◆ What you are asked to do
Copy out each line featuring the string "name" from the entries beneath.

◆ Supplied material
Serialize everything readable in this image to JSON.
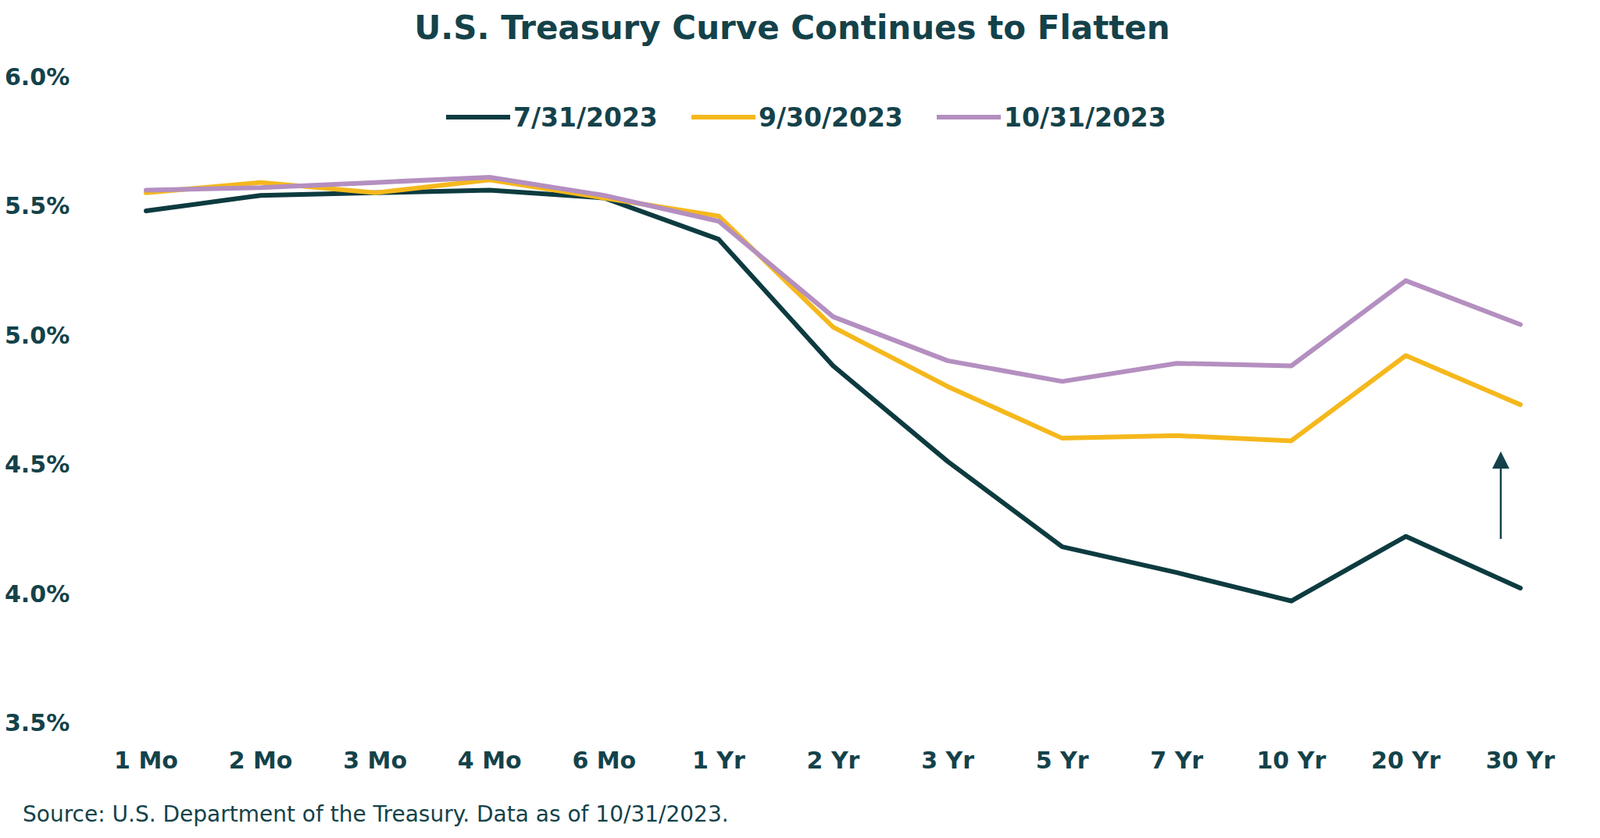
{
  "chart_data": {
    "type": "line",
    "title": "U.S. Treasury Curve Continues to Flatten",
    "source": "Source: U.S. Department of the Treasury. Data as of 10/31/2023.",
    "categories": [
      "1 Mo",
      "2 Mo",
      "3 Mo",
      "4 Mo",
      "6 Mo",
      "1 Yr",
      "2 Yr",
      "3 Yr",
      "5 Yr",
      "7 Yr",
      "10 Yr",
      "20 Yr",
      "30 Yr"
    ],
    "series": [
      {
        "name": "7/31/2023",
        "color": "#0d3b40",
        "values": [
          5.48,
          5.54,
          5.55,
          5.56,
          5.53,
          5.37,
          4.88,
          4.51,
          4.18,
          4.08,
          3.97,
          4.22,
          4.02
        ]
      },
      {
        "name": "9/30/2023",
        "color": "#f5b81c",
        "values": [
          5.55,
          5.59,
          5.55,
          5.6,
          5.53,
          5.46,
          5.03,
          4.8,
          4.6,
          4.61,
          4.59,
          4.92,
          4.73
        ]
      },
      {
        "name": "10/31/2023",
        "color": "#b48fc0",
        "values": [
          5.56,
          5.57,
          5.59,
          5.61,
          5.54,
          5.44,
          5.07,
          4.9,
          4.82,
          4.89,
          4.88,
          5.21,
          5.04
        ]
      }
    ],
    "ylim": [
      3.5,
      6.0
    ],
    "yticks": [
      {
        "value": 3.5,
        "label": "3.5%"
      },
      {
        "value": 4.0,
        "label": "4.0%"
      },
      {
        "value": 4.5,
        "label": "4.5%"
      },
      {
        "value": 5.0,
        "label": "5.0%"
      },
      {
        "value": 5.5,
        "label": "5.5%"
      },
      {
        "value": 6.0,
        "label": "6.0%"
      }
    ],
    "grid": false,
    "legend": "top"
  }
}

◆ Finished exercise
        "name": "7/31/2023",
        "name": "9/30/2023",
        "name": "10/31/2023",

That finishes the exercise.